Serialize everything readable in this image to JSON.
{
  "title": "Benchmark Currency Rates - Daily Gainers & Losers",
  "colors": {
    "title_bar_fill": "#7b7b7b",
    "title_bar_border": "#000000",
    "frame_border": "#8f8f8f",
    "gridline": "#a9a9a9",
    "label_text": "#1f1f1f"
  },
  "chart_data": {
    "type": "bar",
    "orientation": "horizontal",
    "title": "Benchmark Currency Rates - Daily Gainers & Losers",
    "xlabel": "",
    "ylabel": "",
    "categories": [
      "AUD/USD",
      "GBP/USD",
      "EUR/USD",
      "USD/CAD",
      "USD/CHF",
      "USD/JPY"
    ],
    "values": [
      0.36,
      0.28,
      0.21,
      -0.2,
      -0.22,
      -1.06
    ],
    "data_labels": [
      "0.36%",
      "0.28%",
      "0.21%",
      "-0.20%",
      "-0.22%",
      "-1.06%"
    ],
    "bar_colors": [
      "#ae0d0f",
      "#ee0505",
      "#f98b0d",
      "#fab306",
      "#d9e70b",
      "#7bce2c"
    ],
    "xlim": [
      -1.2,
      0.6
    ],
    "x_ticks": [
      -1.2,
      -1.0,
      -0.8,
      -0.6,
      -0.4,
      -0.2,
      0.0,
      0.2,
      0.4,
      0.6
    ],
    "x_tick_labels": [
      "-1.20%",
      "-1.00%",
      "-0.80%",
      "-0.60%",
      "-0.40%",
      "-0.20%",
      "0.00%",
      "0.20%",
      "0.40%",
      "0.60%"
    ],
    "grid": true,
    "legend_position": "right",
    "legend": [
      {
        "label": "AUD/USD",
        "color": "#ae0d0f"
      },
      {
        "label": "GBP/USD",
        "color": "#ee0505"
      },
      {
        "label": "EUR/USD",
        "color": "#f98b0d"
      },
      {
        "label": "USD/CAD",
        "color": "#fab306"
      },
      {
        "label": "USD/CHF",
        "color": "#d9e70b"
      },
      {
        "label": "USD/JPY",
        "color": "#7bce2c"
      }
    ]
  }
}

**DIRECTIONS FOR THIS TASK**
Set down every record above exactly as given.

**TASK ANSWER**
Serialize everything readable in this image to JSON.
{
  "title": "Benchmark Currency Rates - Daily Gainers & Losers",
  "colors": {
    "title_bar_fill": "#7b7b7b",
    "title_bar_border": "#000000",
    "frame_border": "#8f8f8f",
    "gridline": "#a9a9a9",
    "label_text": "#1f1f1f"
  },
  "chart_data": {
    "type": "bar",
    "orientation": "horizontal",
    "title": "Benchmark Currency Rates - Daily Gainers & Losers",
    "xlabel": "",
    "ylabel": "",
    "categories": [
      "AUD/USD",
      "GBP/USD",
      "EUR/USD",
      "USD/CAD",
      "USD/CHF",
      "USD/JPY"
    ],
    "values": [
      0.36,
      0.28,
      0.21,
      -0.2,
      -0.22,
      -1.06
    ],
    "data_labels": [
      "0.36%",
      "0.28%",
      "0.21%",
      "-0.20%",
      "-0.22%",
      "-1.06%"
    ],
    "bar_colors": [
      "#ae0d0f",
      "#ee0505",
      "#f98b0d",
      "#fab306",
      "#d9e70b",
      "#7bce2c"
    ],
    "xlim": [
      -1.2,
      0.6
    ],
    "x_ticks": [
      -1.2,
      -1.0,
      -0.8,
      -0.6,
      -0.4,
      -0.2,
      0.0,
      0.2,
      0.4,
      0.6
    ],
    "x_tick_labels": [
      "-1.20%",
      "-1.00%",
      "-0.80%",
      "-0.60%",
      "-0.40%",
      "-0.20%",
      "0.00%",
      "0.20%",
      "0.40%",
      "0.60%"
    ],
    "grid": true,
    "legend_position": "right",
    "legend": [
      {
        "label": "AUD/USD",
        "color": "#ae0d0f"
      },
      {
        "label": "GBP/USD",
        "color": "#ee0505"
      },
      {
        "label": "EUR/USD",
        "color": "#f98b0d"
      },
      {
        "label": "USD/CAD",
        "color": "#fab306"
      },
      {
        "label": "USD/CHF",
        "color": "#d9e70b"
      },
      {
        "label": "USD/JPY",
        "color": "#7bce2c"
      }
    ]
  }
}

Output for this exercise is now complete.